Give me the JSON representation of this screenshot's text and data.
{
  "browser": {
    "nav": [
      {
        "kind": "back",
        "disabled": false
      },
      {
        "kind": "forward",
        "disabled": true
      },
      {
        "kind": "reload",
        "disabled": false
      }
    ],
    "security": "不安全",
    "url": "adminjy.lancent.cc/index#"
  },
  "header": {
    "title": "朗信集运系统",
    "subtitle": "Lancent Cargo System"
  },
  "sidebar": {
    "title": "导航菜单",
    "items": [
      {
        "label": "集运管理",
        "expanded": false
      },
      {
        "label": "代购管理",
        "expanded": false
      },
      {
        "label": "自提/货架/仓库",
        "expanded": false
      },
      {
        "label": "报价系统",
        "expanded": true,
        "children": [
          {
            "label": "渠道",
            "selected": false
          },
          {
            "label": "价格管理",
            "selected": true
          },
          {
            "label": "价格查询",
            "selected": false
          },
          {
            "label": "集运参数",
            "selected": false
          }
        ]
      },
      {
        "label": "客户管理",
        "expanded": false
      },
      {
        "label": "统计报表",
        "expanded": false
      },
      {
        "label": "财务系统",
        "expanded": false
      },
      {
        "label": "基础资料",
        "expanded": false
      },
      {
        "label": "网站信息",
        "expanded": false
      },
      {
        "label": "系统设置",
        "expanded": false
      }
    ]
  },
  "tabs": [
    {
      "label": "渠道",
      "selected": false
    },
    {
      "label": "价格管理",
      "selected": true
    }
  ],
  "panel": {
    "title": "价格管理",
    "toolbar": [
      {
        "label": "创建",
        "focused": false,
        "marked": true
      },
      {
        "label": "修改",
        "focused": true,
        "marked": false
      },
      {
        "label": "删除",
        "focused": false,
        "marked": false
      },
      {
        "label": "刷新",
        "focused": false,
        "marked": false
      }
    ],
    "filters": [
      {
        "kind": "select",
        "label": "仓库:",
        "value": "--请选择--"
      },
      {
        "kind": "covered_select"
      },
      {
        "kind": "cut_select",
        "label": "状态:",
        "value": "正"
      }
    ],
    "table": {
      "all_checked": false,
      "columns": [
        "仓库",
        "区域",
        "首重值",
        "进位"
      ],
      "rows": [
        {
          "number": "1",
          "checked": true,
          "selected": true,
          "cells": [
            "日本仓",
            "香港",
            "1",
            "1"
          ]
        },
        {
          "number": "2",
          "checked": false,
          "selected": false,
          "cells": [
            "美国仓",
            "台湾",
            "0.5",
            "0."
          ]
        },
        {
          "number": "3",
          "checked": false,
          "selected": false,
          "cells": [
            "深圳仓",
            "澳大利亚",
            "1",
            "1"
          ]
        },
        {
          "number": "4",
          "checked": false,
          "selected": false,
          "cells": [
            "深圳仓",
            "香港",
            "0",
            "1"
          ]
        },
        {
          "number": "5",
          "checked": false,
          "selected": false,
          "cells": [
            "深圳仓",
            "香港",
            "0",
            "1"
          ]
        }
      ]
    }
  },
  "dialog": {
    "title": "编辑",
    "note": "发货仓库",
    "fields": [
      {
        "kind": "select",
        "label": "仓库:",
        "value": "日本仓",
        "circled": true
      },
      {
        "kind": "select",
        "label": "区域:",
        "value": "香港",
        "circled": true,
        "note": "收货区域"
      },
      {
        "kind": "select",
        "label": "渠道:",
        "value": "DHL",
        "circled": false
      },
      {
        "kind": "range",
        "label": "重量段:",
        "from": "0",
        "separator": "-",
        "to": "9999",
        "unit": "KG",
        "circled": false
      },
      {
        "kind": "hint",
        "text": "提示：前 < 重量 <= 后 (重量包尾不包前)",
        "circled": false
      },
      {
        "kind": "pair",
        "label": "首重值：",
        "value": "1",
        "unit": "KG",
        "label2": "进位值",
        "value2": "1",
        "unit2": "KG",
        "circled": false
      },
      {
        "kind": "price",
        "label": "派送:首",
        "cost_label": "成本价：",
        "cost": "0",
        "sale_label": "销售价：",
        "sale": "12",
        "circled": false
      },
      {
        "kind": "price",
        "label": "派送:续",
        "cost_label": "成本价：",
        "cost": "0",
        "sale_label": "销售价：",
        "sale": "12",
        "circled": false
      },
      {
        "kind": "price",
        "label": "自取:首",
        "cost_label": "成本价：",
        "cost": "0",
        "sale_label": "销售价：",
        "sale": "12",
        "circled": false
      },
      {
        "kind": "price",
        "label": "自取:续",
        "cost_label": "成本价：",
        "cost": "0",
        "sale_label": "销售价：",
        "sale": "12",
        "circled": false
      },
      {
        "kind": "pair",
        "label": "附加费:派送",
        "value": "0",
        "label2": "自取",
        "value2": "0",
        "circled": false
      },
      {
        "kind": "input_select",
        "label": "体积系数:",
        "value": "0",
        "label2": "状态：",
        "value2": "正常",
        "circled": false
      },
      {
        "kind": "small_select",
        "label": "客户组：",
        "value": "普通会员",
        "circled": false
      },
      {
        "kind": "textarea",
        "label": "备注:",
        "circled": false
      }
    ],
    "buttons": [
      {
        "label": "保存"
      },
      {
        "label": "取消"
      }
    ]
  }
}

-------

SHORT PROBLEM: Each line of the material should be echoed exactly.

ANSWER TO THIS PROBLEM:
Give me the JSON representation of this screenshot's text and data.
{
  "browser": {
    "nav": [
      {
        "kind": "back",
        "disabled": false
      },
      {
        "kind": "forward",
        "disabled": true
      },
      {
        "kind": "reload",
        "disabled": false
      }
    ],
    "security": "不安全",
    "url": "adminjy.lancent.cc/index#"
  },
  "header": {
    "title": "朗信集运系统",
    "subtitle": "Lancent Cargo System"
  },
  "sidebar": {
    "title": "导航菜单",
    "items": [
      {
        "label": "集运管理",
        "expanded": false
      },
      {
        "label": "代购管理",
        "expanded": false
      },
      {
        "label": "自提/货架/仓库",
        "expanded": false
      },
      {
        "label": "报价系统",
        "expanded": true,
        "children": [
          {
            "label": "渠道",
            "selected": false
          },
          {
            "label": "价格管理",
            "selected": true
          },
          {
            "label": "价格查询",
            "selected": false
          },
          {
            "label": "集运参数",
            "selected": false
          }
        ]
      },
      {
        "label": "客户管理",
        "expanded": false
      },
      {
        "label": "统计报表",
        "expanded": false
      },
      {
        "label": "财务系统",
        "expanded": false
      },
      {
        "label": "基础资料",
        "expanded": false
      },
      {
        "label": "网站信息",
        "expanded": false
      },
      {
        "label": "系统设置",
        "expanded": false
      }
    ]
  },
  "tabs": [
    {
      "label": "渠道",
      "selected": false
    },
    {
      "label": "价格管理",
      "selected": true
    }
  ],
  "panel": {
    "title": "价格管理",
    "toolbar": [
      {
        "label": "创建",
        "focused": false,
        "marked": true
      },
      {
        "label": "修改",
        "focused": true,
        "marked": false
      },
      {
        "label": "删除",
        "focused": false,
        "marked": false
      },
      {
        "label": "刷新",
        "focused": false,
        "marked": false
      }
    ],
    "filters": [
      {
        "kind": "select",
        "label": "仓库:",
        "value": "--请选择--"
      },
      {
        "kind": "covered_select"
      },
      {
        "kind": "cut_select",
        "label": "状态:",
        "value": "正"
      }
    ],
    "table": {
      "all_checked": false,
      "columns": [
        "仓库",
        "区域",
        "首重值",
        "进位"
      ],
      "rows": [
        {
          "number": "1",
          "checked": true,
          "selected": true,
          "cells": [
            "日本仓",
            "香港",
            "1",
            "1"
          ]
        },
        {
          "number": "2",
          "checked": false,
          "selected": false,
          "cells": [
            "美国仓",
            "台湾",
            "0.5",
            "0."
          ]
        },
        {
          "number": "3",
          "checked": false,
          "selected": false,
          "cells": [
            "深圳仓",
            "澳大利亚",
            "1",
            "1"
          ]
        },
        {
          "number": "4",
          "checked": false,
          "selected": false,
          "cells": [
            "深圳仓",
            "香港",
            "0",
            "1"
          ]
        },
        {
          "number": "5",
          "checked": false,
          "selected": false,
          "cells": [
            "深圳仓",
            "香港",
            "0",
            "1"
          ]
        }
      ]
    }
  },
  "dialog": {
    "title": "编辑",
    "note": "发货仓库",
    "fields": [
      {
        "kind": "select",
        "label": "仓库:",
        "value": "日本仓",
        "circled": true
      },
      {
        "kind": "select",
        "label": "区域:",
        "value": "香港",
        "circled": true,
        "note": "收货区域"
      },
      {
        "kind": "select",
        "label": "渠道:",
        "value": "DHL",
        "circled": false
      },
      {
        "kind": "range",
        "label": "重量段:",
        "from": "0",
        "separator": "-",
        "to": "9999",
        "unit": "KG",
        "circled": false
      },
      {
        "kind": "hint",
        "text": "提示：前 < 重量 <= 后 (重量包尾不包前)",
        "circled": false
      },
      {
        "kind": "pair",
        "label": "首重值：",
        "value": "1",
        "unit": "KG",
        "label2": "进位值",
        "value2": "1",
        "unit2": "KG",
        "circled": false
      },
      {
        "kind": "price",
        "label": "派送:首",
        "cost_label": "成本价：",
        "cost": "0",
        "sale_label": "销售价：",
        "sale": "12",
        "circled": false
      },
      {
        "kind": "price",
        "label": "派送:续",
        "cost_label": "成本价：",
        "cost": "0",
        "sale_label": "销售价：",
        "sale": "12",
        "circled": false
      },
      {
        "kind": "price",
        "label": "自取:首",
        "cost_label": "成本价：",
        "cost": "0",
        "sale_label": "销售价：",
        "sale": "12",
        "circled": false
      },
      {
        "kind": "price",
        "label": "自取:续",
        "cost_label": "成本价：",
        "cost": "0",
        "sale_label": "销售价：",
        "sale": "12",
        "circled": false
      },
      {
        "kind": "pair",
        "label": "附加费:派送",
        "value": "0",
        "label2": "自取",
        "value2": "0",
        "circled": false
      },
      {
        "kind": "input_select",
        "label": "体积系数:",
        "value": "0",
        "label2": "状态：",
        "value2": "正常",
        "circled": false
      },
      {
        "kind": "small_select",
        "label": "客户组：",
        "value": "普通会员",
        "circled": false
      },
      {
        "kind": "textarea",
        "label": "备注:",
        "circled": false
      }
    ],
    "buttons": [
      {
        "label": "保存"
      },
      {
        "label": "取消"
      }
    ]
  }
}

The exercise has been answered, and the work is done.